**PROBLEM DESCRIPTION**
Select all lines with the string "Price" in them, and copy those lines.

[Figure content listings]
[start]

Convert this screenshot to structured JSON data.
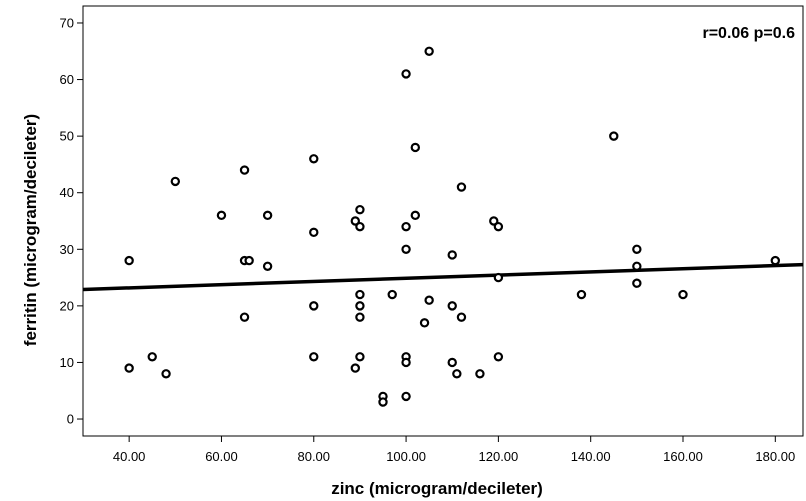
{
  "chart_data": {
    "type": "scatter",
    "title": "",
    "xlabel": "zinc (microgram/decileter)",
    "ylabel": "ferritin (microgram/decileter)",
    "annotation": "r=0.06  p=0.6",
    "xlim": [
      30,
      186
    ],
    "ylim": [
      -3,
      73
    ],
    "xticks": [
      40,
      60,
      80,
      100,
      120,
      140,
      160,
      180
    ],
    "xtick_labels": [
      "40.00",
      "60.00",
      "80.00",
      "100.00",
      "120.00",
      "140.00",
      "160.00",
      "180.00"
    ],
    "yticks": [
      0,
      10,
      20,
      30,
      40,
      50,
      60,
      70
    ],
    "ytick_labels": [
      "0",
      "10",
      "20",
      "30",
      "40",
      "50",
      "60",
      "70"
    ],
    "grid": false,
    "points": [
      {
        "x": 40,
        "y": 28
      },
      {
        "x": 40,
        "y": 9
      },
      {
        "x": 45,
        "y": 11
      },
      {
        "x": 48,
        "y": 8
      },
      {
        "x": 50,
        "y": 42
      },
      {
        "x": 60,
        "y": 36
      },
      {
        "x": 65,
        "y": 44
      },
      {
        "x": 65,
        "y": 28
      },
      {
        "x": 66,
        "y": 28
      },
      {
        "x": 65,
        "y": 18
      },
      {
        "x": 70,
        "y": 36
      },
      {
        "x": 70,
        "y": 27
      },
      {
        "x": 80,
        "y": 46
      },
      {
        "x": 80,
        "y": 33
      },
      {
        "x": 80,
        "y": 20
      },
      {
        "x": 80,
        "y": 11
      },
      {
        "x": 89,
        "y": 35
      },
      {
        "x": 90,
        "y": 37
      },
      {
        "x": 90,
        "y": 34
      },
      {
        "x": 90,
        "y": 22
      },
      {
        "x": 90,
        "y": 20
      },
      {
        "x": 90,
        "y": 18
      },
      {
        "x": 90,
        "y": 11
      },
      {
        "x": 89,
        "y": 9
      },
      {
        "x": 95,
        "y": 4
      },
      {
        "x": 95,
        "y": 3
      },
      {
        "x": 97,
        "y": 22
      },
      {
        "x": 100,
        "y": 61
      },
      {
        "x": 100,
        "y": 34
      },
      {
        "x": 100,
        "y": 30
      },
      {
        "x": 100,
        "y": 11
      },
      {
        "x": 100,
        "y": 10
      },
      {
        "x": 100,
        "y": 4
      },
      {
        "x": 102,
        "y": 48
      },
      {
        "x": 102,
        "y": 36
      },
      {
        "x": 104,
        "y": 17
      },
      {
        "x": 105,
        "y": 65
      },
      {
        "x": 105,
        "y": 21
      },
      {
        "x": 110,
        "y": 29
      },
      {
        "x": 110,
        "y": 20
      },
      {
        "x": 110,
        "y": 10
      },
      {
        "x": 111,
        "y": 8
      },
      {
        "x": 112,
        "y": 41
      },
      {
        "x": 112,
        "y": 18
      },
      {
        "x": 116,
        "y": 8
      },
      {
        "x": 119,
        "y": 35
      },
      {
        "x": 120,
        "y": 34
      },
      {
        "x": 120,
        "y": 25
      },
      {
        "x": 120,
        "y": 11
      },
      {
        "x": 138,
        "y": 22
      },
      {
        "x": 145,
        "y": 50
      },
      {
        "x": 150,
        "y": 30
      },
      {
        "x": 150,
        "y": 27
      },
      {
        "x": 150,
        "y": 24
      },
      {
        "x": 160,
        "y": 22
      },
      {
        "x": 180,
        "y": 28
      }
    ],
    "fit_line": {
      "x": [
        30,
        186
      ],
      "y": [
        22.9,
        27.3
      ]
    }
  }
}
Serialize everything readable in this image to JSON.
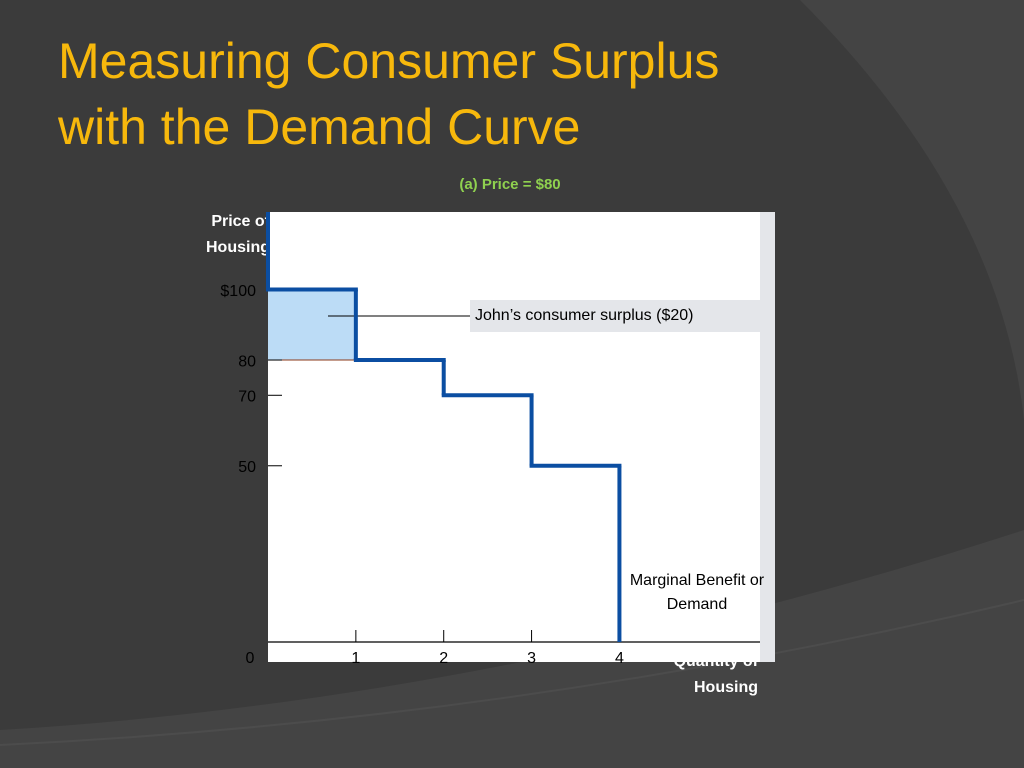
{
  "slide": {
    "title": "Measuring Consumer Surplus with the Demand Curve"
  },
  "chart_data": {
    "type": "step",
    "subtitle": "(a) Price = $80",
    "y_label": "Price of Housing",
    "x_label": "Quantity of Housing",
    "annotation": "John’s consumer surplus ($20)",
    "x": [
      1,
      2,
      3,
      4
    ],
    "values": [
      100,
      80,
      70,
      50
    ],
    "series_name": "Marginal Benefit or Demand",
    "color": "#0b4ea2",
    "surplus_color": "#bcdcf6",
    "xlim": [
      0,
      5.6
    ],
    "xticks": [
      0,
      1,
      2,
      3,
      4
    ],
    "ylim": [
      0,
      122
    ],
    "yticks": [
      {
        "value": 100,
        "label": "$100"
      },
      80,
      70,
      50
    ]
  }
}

[end]

**FINISHED EXERCISE**
    "subtitle": "(a) Price = $80",
    "y_label": "Price of Housing",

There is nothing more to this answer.